• _TASK REQUIREMENTS_:
Go through the data below and copy it exactly, skipping every picture.

⁂

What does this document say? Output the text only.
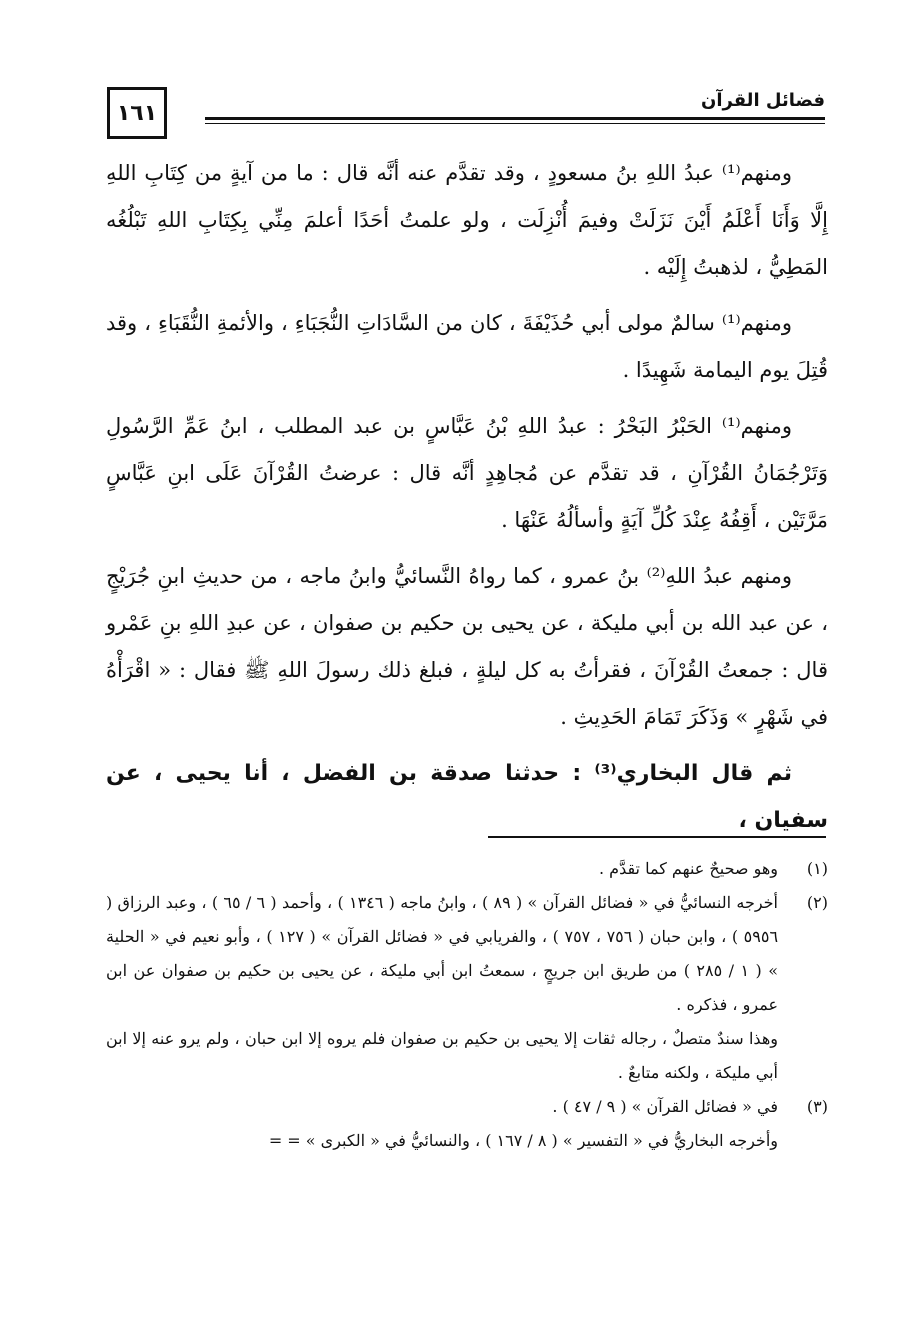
١٦١	فضائل القرآن

ومنهم⁽¹⁾ عبدُ اللهِ بنُ مسعودٍ ، وقد تقدَّم عنه أنَّه قال : ما من آيةٍ من كِتَابِ اللهِ إِلَّا وَأَنَا أَعْلَمُ أَيْنَ نَزَلَتْ وفيمَ أُنْزِلَت ، ولو علمتُ أحَدًا أعلمَ مِنِّي بِكِتَابِ اللهِ تَبْلُغُه المَطِيُّ ، لذهبتُ إِلَيْه .

ومنهم⁽¹⁾ سالمٌ مولى أبي حُذَيْفَةَ ، كان من السَّادَاتِ النُّجَبَاءِ ، والأئمةِ النُّقَبَاءِ ، وقد قُتِلَ يوم اليمامة شَهِيدًا .

ومنهم⁽¹⁾ الحَبْرُ البَحْرُ : عبدُ اللهِ بْنُ عَبَّاسٍ بن عبد المطلب ، ابنُ عَمِّ الرَّسُولِ وَتَرْجُمَانُ القُرْآنِ ، قد تقدَّم عن مُجاهِدٍ أنَّه قال : عرضتُ القُرْآنَ عَلَى ابنِ عَبَّاسٍ مَرَّتَيْن ، أَقِفُهُ عِنْدَ كُلِّ آيَةٍ وأسألُهُ عَنْهَا .

ومنهم عبدُ اللهِ⁽²⁾ بنُ عمرو ، كما رواهُ النَّسائيُّ وابنُ ماجه ، من حديثِ ابنِ جُرَيْجٍ ، عن عبد الله بن أبي مليكة ، عن يحيى بن حكيم بن صفوان ، عن عبدِ اللهِ بنِ عَمْرو قال : جمعتُ القُرْآنَ ، فقرأتُ به كل ليلةٍ ، فبلغ ذلك رسولَ اللهِ ﷺ فقال : « اقْرَأْهُ في شَهْرٍ » وَذَكَرَ تَمَامَ الحَدِيثِ .

ثم قال البخاري⁽³⁾ : حدثنا صدقة بن الفضل ، أنا يحيى ، عن سفيان ،

(١)

وهو صحيحٌ عنهم كما تقدَّم .

(٢)

أخرجه النسائيُّ في « فضائل القرآن » ( ٨٩ ) ، وابنُ ماجه ( ١٣٤٦ ) ، وأحمد ( ٦ / ٦٥ ) ، وعبد الرزاق ( ٥٩٥٦ ) ، وابن حبان ( ٧٥٦ ، ٧٥٧ ) ، والفريابي في « فضائل القرآن » ( ١٢٧ ) ، وأبو نعيم في « الحلية » ( ١ / ٢٨٥ ) من طريق ابن جريجٍ ، سمعتُ ابن أبي مليكة ، عن يحيى بن حكيم بن صفوان عن ابن عمرو ، فذكره .

وهذا سندٌ متصلٌ ، رجاله ثقات إلا يحيى بن حكيم بن صفوان فلم يروه إلا ابن حبان ، ولم يرو عنه إلا ابن أبي مليكة ، ولكنه متابعٌ .

(٣)

في « فضائل القرآن » ( ٩ / ٤٧ ) .

وأخرجه البخاريُّ في « التفسير » ( ٨ / ١٦٧ ) ، والنسائيُّ في « الكبرى » = =
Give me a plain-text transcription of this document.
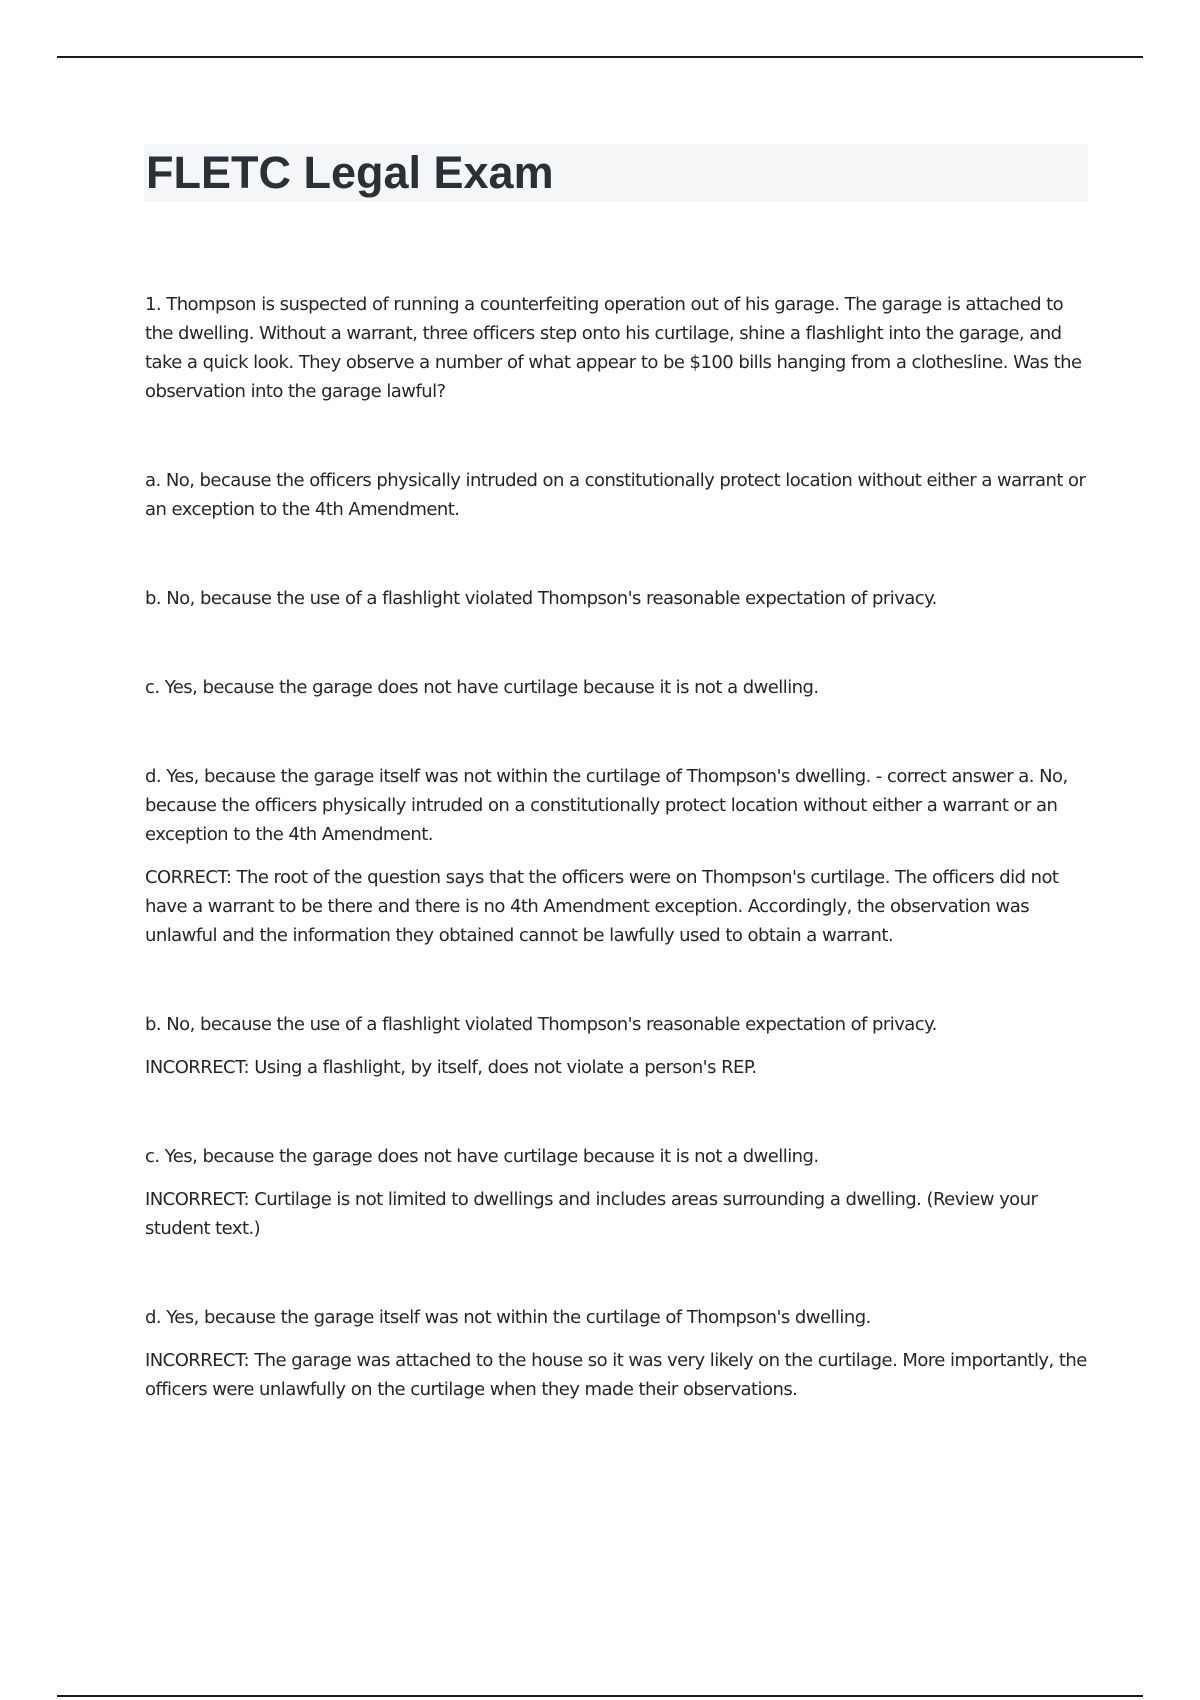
FLETC Legal Exam

1. Thompson is suspected of running a counterfeiting operation out of his garage. The garage is attached to the dwelling. Without a warrant, three officers step onto his curtilage, shine a flashlight into the garage, and take a quick look. They observe a number of what appear to be $100 bills hanging from a clothesline. Was the observation into the garage lawful?

a. No, because the officers physically intruded on a constitutionally protect location without either a warrant or an exception to the 4th Amendment.

b. No, because the use of a flashlight violated Thompson's reasonable expectation of privacy.

c. Yes, because the garage does not have curtilage because it is not a dwelling.

d. Yes, because the garage itself was not within the curtilage of Thompson's dwelling. - correct answer a. No, because the officers physically intruded on a constitutionally protect location without either a warrant or an exception to the 4th Amendment.

CORRECT: The root of the question says that the officers were on Thompson's curtilage. The officers did not have a warrant to be there and there is no 4th Amendment exception. Accordingly, the observation was unlawful and the information they obtained cannot be lawfully used to obtain a warrant.

b. No, because the use of a flashlight violated Thompson's reasonable expectation of privacy.

INCORRECT: Using a flashlight, by itself, does not violate a person's REP.

c. Yes, because the garage does not have curtilage because it is not a dwelling.

INCORRECT: Curtilage is not limited to dwellings and includes areas surrounding a dwelling. (Review your student text.)

d. Yes, because the garage itself was not within the curtilage of Thompson's dwelling.

INCORRECT: The garage was attached to the house so it was very likely on the curtilage. More importantly, the officers were unlawfully on the curtilage when they made their observations.
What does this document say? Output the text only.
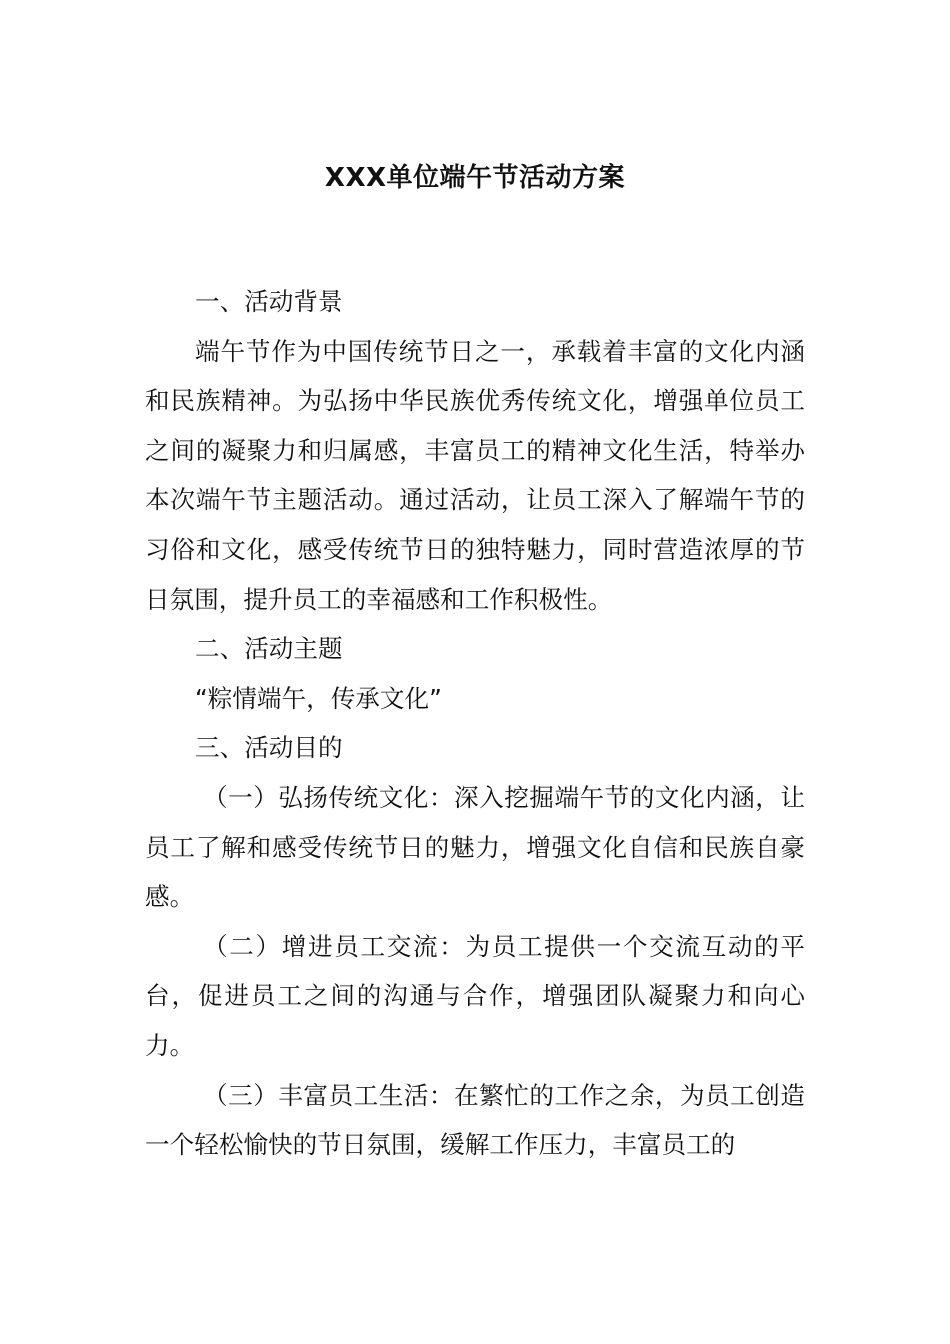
XXX单位端午节活动方案

一、活动背景

端午节作为中国传统节日之一，承载着丰富的文化内涵和民族精神。为弘扬中华民族优秀传统文化，增强单位员工之间的凝聚力和归属感，丰富员工的精神文化生活，特举办本次端午节主题活动。通过活动，让员工深入了解端午节的习俗和文化，感受传统节日的独特魅力，同时营造浓厚的节日氛围，提升员工的幸福感和工作积极性。

二、活动主题

“粽情端午，传承文化”

三、活动目的

（一）弘扬传统文化：深入挖掘端午节的文化内涵，让员工了解和感受传统节日的魅力，增强文化自信和民族自豪感。

（二）增进员工交流：为员工提供一个交流互动的平台，促进员工之间的沟通与合作，增强团队凝聚力和向心力。

（三）丰富员工生活：在繁忙的工作之余，为员工创造一个轻松愉快的节日氛围，缓解工作压力，丰富员工的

⁂

• _RESULT_:
What does this document say? Output the text only.
١٦١	فضائل القرآن

ومنهم⁽¹⁾ عبدُ اللهِ بنُ مسعودٍ ، وقد تقدَّم عنه أنَّه قال : ما من آيةٍ من كِتَابِ اللهِ إِلَّا وَأَنَا أَعْلَمُ أَيْنَ نَزَلَتْ وفيمَ أُنْزِلَت ، ولو علمتُ أحَدًا أعلمَ مِنِّي بِكِتَابِ اللهِ تَبْلُغُه المَطِيُّ ، لذهبتُ إِلَيْه .

ومنهم⁽¹⁾ سالمٌ مولى أبي حُذَيْفَةَ ، كان من السَّادَاتِ النُّجَبَاءِ ، والأئمةِ النُّقَبَاءِ ، وقد قُتِلَ يوم اليمامة شَهِيدًا .

ومنهم⁽¹⁾ الحَبْرُ البَحْرُ : عبدُ اللهِ بْنُ عَبَّاسٍ بن عبد المطلب ، ابنُ عَمِّ الرَّسُولِ وَتَرْجُمَانُ القُرْآنِ ، قد تقدَّم عن مُجاهِدٍ أنَّه قال : عرضتُ القُرْآنَ عَلَى ابنِ عَبَّاسٍ مَرَّتَيْن ، أَقِفُهُ عِنْدَ كُلِّ آيَةٍ وأسألُهُ عَنْهَا .

ومنهم عبدُ اللهِ⁽²⁾ بنُ عمرو ، كما رواهُ النَّسائيُّ وابنُ ماجه ، من حديثِ ابنِ جُرَيْجٍ ، عن عبد الله بن أبي مليكة ، عن يحيى بن حكيم بن صفوان ، عن عبدِ اللهِ بنِ عَمْرو قال : جمعتُ القُرْآنَ ، فقرأتُ به كل ليلةٍ ، فبلغ ذلك رسولَ اللهِ ﷺ فقال : « اقْرَأْهُ في شَهْرٍ » وَذَكَرَ تَمَامَ الحَدِيثِ .

ثم قال البخاري⁽³⁾ : حدثنا صدقة بن الفضل ، أنا يحيى ، عن سفيان ،

(١)

وهو صحيحٌ عنهم كما تقدَّم .

(٢)

أخرجه النسائيُّ في « فضائل القرآن » ( ٨٩ ) ، وابنُ ماجه ( ١٣٤٦ ) ، وأحمد ( ٦ / ٦٥ ) ، وعبد الرزاق ( ٥٩٥٦ ) ، وابن حبان ( ٧٥٦ ، ٧٥٧ ) ، والفريابي في « فضائل القرآن » ( ١٢٧ ) ، وأبو نعيم في « الحلية » ( ١ / ٢٨٥ ) من طريق ابن جريجٍ ، سمعتُ ابن أبي مليكة ، عن يحيى بن حكيم بن صفوان عن ابن عمرو ، فذكره .

وهذا سندٌ متصلٌ ، رجاله ثقات إلا يحيى بن حكيم بن صفوان فلم يروه إلا ابن حبان ، ولم يرو عنه إلا ابن أبي مليكة ، ولكنه متابعٌ .

(٣)

في « فضائل القرآن » ( ٩ / ٤٧ ) .

وأخرجه البخاريُّ في « التفسير » ( ٨ / ١٦٧ ) ، والنسائيُّ في « الكبرى » = =
Give me a plain-text transcription of this document.
FLETC Legal Exam

1. Thompson is suspected of running a counterfeiting operation out of his garage. The garage is attached to the dwelling. Without a warrant, three officers step onto his curtilage, shine a flashlight into the garage, and take a quick look. They observe a number of what appear to be $100 bills hanging from a clothesline. Was the observation into the garage lawful?

a. No, because the officers physically intruded on a constitutionally protect location without either a warrant or an exception to the 4th Amendment.

b. No, because the use of a flashlight violated Thompson's reasonable expectation of privacy.

c. Yes, because the garage does not have curtilage because it is not a dwelling.

d. Yes, because the garage itself was not within the curtilage of Thompson's dwelling. - correct answer a. No, because the officers physically intruded on a constitutionally protect location without either a warrant or an exception to the 4th Amendment.

CORRECT: The root of the question says that the officers were on Thompson's curtilage. The officers did not have a warrant to be there and there is no 4th Amendment exception. Accordingly, the observation was unlawful and the information they obtained cannot be lawfully used to obtain a warrant.

b. No, because the use of a flashlight violated Thompson's reasonable expectation of privacy.

INCORRECT: Using a flashlight, by itself, does not violate a person's REP.

c. Yes, because the garage does not have curtilage because it is not a dwelling.

INCORRECT: Curtilage is not limited to dwellings and includes areas surrounding a dwelling. (Review your student text.)

d. Yes, because the garage itself was not within the curtilage of Thompson's dwelling.

INCORRECT: The garage was attached to the house so it was very likely on the curtilage. More importantly, the officers were unlawfully on the curtilage when they made their observations.
What does this document say? Output the text only.
XXX单位端午节活动方案

一、活动背景

端午节作为中国传统节日之一，承载着丰富的文化内涵和民族精神。为弘扬中华民族优秀传统文化，增强单位员工之间的凝聚力和归属感，丰富员工的精神文化生活，特举办本次端午节主题活动。通过活动，让员工深入了解端午节的习俗和文化，感受传统节日的独特魅力，同时营造浓厚的节日氛围，提升员工的幸福感和工作积极性。

二、活动主题

“粽情端午，传承文化”

三、活动目的

（一）弘扬传统文化：深入挖掘端午节的文化内涵，让员工了解和感受传统节日的魅力，增强文化自信和民族自豪感。

（二）增进员工交流：为员工提供一个交流互动的平台，促进员工之间的沟通与合作，增强团队凝聚力和向心力。

（三）丰富员工生活：在繁忙的工作之余，为员工创造一个轻松愉快的节日氛围，缓解工作压力，丰富员工的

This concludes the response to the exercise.